REQUIRED WORK
All records are to be retyped faithfully and completely.

[Collection entries]
-- Begin --

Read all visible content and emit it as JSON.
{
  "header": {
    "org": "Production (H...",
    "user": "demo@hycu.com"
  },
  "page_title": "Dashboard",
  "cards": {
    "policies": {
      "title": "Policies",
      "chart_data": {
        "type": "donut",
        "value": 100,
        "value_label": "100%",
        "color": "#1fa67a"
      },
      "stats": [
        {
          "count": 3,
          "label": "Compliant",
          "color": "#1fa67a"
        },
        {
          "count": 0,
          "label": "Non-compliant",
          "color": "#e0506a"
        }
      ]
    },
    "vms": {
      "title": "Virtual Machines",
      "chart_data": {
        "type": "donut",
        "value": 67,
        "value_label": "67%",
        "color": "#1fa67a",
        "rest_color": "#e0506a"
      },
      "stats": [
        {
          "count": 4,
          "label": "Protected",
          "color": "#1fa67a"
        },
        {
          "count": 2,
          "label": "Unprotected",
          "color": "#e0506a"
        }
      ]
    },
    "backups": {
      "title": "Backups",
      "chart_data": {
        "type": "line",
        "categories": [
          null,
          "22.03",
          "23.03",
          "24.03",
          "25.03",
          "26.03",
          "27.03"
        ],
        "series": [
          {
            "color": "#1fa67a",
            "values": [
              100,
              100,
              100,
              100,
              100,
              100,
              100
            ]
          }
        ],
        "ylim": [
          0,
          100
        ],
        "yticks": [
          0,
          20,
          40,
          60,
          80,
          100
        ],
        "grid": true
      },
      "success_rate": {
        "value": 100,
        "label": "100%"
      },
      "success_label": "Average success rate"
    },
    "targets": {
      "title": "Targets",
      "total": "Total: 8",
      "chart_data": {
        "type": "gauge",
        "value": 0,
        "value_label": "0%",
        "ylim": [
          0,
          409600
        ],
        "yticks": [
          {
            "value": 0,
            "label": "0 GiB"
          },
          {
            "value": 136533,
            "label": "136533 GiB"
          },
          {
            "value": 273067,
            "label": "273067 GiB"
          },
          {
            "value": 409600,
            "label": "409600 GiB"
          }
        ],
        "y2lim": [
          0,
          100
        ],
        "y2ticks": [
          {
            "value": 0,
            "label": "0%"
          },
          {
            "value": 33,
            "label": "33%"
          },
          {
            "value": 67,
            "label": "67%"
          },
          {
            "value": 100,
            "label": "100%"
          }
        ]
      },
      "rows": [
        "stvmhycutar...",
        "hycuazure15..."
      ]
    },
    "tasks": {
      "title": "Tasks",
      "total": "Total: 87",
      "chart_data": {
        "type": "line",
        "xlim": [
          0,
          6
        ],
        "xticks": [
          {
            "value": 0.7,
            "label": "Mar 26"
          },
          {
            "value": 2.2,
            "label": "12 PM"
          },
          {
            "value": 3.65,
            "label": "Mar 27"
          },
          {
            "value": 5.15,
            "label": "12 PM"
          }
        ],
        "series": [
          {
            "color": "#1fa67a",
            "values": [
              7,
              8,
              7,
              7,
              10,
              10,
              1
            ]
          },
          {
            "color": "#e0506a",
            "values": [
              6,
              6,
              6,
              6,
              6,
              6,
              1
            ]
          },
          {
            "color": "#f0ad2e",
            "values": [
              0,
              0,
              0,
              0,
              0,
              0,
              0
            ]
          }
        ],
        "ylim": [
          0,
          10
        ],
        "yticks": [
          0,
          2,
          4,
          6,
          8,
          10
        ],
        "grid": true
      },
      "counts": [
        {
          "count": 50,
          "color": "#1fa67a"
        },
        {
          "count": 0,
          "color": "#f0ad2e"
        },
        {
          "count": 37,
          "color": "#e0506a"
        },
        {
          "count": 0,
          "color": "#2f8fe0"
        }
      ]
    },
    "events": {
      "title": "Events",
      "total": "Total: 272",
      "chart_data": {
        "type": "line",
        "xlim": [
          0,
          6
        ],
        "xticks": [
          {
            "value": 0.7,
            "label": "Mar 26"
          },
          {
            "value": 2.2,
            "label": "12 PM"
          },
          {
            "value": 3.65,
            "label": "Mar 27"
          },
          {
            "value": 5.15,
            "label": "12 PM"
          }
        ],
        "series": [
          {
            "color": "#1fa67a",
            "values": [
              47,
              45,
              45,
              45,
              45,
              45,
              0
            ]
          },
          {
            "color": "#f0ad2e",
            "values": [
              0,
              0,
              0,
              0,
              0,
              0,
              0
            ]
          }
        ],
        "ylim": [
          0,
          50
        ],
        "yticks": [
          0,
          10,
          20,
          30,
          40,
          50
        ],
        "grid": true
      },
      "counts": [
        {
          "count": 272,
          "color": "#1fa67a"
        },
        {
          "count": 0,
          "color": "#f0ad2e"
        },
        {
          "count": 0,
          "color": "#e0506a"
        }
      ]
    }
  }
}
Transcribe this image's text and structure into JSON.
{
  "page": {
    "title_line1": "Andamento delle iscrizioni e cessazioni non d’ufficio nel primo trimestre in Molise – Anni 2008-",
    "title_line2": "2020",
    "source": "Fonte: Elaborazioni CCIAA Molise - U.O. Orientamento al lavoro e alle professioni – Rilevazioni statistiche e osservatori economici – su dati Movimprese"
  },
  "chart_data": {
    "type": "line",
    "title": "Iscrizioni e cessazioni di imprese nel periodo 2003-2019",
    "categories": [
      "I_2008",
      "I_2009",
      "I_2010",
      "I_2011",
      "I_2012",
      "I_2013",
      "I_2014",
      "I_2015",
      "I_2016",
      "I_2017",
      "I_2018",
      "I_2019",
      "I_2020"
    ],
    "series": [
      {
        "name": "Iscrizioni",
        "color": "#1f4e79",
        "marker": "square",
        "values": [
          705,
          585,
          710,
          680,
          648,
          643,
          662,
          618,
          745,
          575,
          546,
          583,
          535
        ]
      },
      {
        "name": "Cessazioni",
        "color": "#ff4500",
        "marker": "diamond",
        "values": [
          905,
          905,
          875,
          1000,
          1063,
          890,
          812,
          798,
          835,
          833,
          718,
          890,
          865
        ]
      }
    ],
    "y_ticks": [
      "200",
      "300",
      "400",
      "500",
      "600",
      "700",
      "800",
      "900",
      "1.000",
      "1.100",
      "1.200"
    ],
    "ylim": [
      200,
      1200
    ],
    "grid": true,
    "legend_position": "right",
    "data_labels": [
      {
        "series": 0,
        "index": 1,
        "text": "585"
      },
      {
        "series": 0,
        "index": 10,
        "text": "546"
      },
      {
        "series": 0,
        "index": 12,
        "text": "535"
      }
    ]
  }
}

-- End --

OUTPUT OF THE TASK
Read all visible content and emit it as JSON.
{
  "header": {
    "org": "Production (H...",
    "user": "demo@hycu.com"
  },
  "page_title": "Dashboard",
  "cards": {
    "policies": {
      "title": "Policies",
      "chart_data": {
        "type": "donut",
        "value": 100,
        "value_label": "100%",
        "color": "#1fa67a"
      },
      "stats": [
        {
          "count": 3,
          "label": "Compliant",
          "color": "#1fa67a"
        },
        {
          "count": 0,
          "label": "Non-compliant",
          "color": "#e0506a"
        }
      ]
    },
    "vms": {
      "title": "Virtual Machines",
      "chart_data": {
        "type": "donut",
        "value": 67,
        "value_label": "67%",
        "color": "#1fa67a",
        "rest_color": "#e0506a"
      },
      "stats": [
        {
          "count": 4,
          "label": "Protected",
          "color": "#1fa67a"
        },
        {
          "count": 2,
          "label": "Unprotected",
          "color": "#e0506a"
        }
      ]
    },
    "backups": {
      "title": "Backups",
      "chart_data": {
        "type": "line",
        "categories": [
          null,
          "22.03",
          "23.03",
          "24.03",
          "25.03",
          "26.03",
          "27.03"
        ],
        "series": [
          {
            "color": "#1fa67a",
            "values": [
              100,
              100,
              100,
              100,
              100,
              100,
              100
            ]
          }
        ],
        "ylim": [
          0,
          100
        ],
        "yticks": [
          0,
          20,
          40,
          60,
          80,
          100
        ],
        "grid": true
      },
      "success_rate": {
        "value": 100,
        "label": "100%"
      },
      "success_label": "Average success rate"
    },
    "targets": {
      "title": "Targets",
      "total": "Total: 8",
      "chart_data": {
        "type": "gauge",
        "value": 0,
        "value_label": "0%",
        "ylim": [
          0,
          409600
        ],
        "yticks": [
          {
            "value": 0,
            "label": "0 GiB"
          },
          {
            "value": 136533,
            "label": "136533 GiB"
          },
          {
            "value": 273067,
            "label": "273067 GiB"
          },
          {
            "value": 409600,
            "label": "409600 GiB"
          }
        ],
        "y2lim": [
          0,
          100
        ],
        "y2ticks": [
          {
            "value": 0,
            "label": "0%"
          },
          {
            "value": 33,
            "label": "33%"
          },
          {
            "value": 67,
            "label": "67%"
          },
          {
            "value": 100,
            "label": "100%"
          }
        ]
      },
      "rows": [
        "stvmhycutar...",
        "hycuazure15..."
      ]
    },
    "tasks": {
      "title": "Tasks",
      "total": "Total: 87",
      "chart_data": {
        "type": "line",
        "xlim": [
          0,
          6
        ],
        "xticks": [
          {
            "value": 0.7,
            "label": "Mar 26"
          },
          {
            "value": 2.2,
            "label": "12 PM"
          },
          {
            "value": 3.65,
            "label": "Mar 27"
          },
          {
            "value": 5.15,
            "label": "12 PM"
          }
        ],
        "series": [
          {
            "color": "#1fa67a",
            "values": [
              7,
              8,
              7,
              7,
              10,
              10,
              1
            ]
          },
          {
            "color": "#e0506a",
            "values": [
              6,
              6,
              6,
              6,
              6,
              6,
              1
            ]
          },
          {
            "color": "#f0ad2e",
            "values": [
              0,
              0,
              0,
              0,
              0,
              0,
              0
            ]
          }
        ],
        "ylim": [
          0,
          10
        ],
        "yticks": [
          0,
          2,
          4,
          6,
          8,
          10
        ],
        "grid": true
      },
      "counts": [
        {
          "count": 50,
          "color": "#1fa67a"
        },
        {
          "count": 0,
          "color": "#f0ad2e"
        },
        {
          "count": 37,
          "color": "#e0506a"
        },
        {
          "count": 0,
          "color": "#2f8fe0"
        }
      ]
    },
    "events": {
      "title": "Events",
      "total": "Total: 272",
      "chart_data": {
        "type": "line",
        "xlim": [
          0,
          6
        ],
        "xticks": [
          {
            "value": 0.7,
            "label": "Mar 26"
          },
          {
            "value": 2.2,
            "label": "12 PM"
          },
          {
            "value": 3.65,
            "label": "Mar 27"
          },
          {
            "value": 5.15,
            "label": "12 PM"
          }
        ],
        "series": [
          {
            "color": "#1fa67a",
            "values": [
              47,
              45,
              45,
              45,
              45,
              45,
              0
            ]
          },
          {
            "color": "#f0ad2e",
            "values": [
              0,
              0,
              0,
              0,
              0,
              0,
              0
            ]
          }
        ],
        "ylim": [
          0,
          50
        ],
        "yticks": [
          0,
          10,
          20,
          30,
          40,
          50
        ],
        "grid": true
      },
      "counts": [
        {
          "count": 272,
          "color": "#1fa67a"
        },
        {
          "count": 0,
          "color": "#f0ad2e"
        },
        {
          "count": 0,
          "color": "#e0506a"
        }
      ]
    }
  }
}
Transcribe this image's text and structure into JSON.
{
  "page": {
    "title_line1": "Andamento delle iscrizioni e cessazioni non d’ufficio nel primo trimestre in Molise – Anni 2008-",
    "title_line2": "2020",
    "source": "Fonte: Elaborazioni CCIAA Molise - U.O. Orientamento al lavoro e alle professioni – Rilevazioni statistiche e osservatori economici – su dati Movimprese"
  },
  "chart_data": {
    "type": "line",
    "title": "Iscrizioni e cessazioni di imprese nel periodo 2003-2019",
    "categories": [
      "I_2008",
      "I_2009",
      "I_2010",
      "I_2011",
      "I_2012",
      "I_2013",
      "I_2014",
      "I_2015",
      "I_2016",
      "I_2017",
      "I_2018",
      "I_2019",
      "I_2020"
    ],
    "series": [
      {
        "name": "Iscrizioni",
        "color": "#1f4e79",
        "marker": "square",
        "values": [
          705,
          585,
          710,
          680,
          648,
          643,
          662,
          618,
          745,
          575,
          546,
          583,
          535
        ]
      },
      {
        "name": "Cessazioni",
        "color": "#ff4500",
        "marker": "diamond",
        "values": [
          905,
          905,
          875,
          1000,
          1063,
          890,
          812,
          798,
          835,
          833,
          718,
          890,
          865
        ]
      }
    ],
    "y_ticks": [
      "200",
      "300",
      "400",
      "500",
      "600",
      "700",
      "800",
      "900",
      "1.000",
      "1.100",
      "1.200"
    ],
    "ylim": [
      200,
      1200
    ],
    "grid": true,
    "legend_position": "right",
    "data_labels": [
      {
        "series": 0,
        "index": 1,
        "text": "585"
      },
      {
        "series": 0,
        "index": 10,
        "text": "546"
      },
      {
        "series": 0,
        "index": 12,
        "text": "535"
      }
    ]
  }
}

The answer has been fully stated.